[Directive]
Count how many lines include "name" and answer with that number only.

[Input data]
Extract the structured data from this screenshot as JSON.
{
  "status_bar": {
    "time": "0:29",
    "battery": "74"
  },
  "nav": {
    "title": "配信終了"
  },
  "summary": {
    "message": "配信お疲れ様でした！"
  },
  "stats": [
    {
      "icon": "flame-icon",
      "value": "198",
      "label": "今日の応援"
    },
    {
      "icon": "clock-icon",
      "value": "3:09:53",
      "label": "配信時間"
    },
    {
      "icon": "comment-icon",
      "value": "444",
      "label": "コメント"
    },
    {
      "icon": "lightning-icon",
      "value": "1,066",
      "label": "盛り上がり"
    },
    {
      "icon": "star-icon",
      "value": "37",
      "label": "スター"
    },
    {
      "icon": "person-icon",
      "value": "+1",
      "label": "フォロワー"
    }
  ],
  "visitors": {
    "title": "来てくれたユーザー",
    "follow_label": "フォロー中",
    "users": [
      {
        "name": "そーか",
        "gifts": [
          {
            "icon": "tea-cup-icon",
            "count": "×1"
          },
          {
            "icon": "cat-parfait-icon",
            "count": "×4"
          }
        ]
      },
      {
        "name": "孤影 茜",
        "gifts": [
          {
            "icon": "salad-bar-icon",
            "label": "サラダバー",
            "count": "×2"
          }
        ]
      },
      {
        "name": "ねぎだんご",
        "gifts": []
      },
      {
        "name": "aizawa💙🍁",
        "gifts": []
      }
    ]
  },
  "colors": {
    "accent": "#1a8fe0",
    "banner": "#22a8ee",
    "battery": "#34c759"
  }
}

[The completed task]
4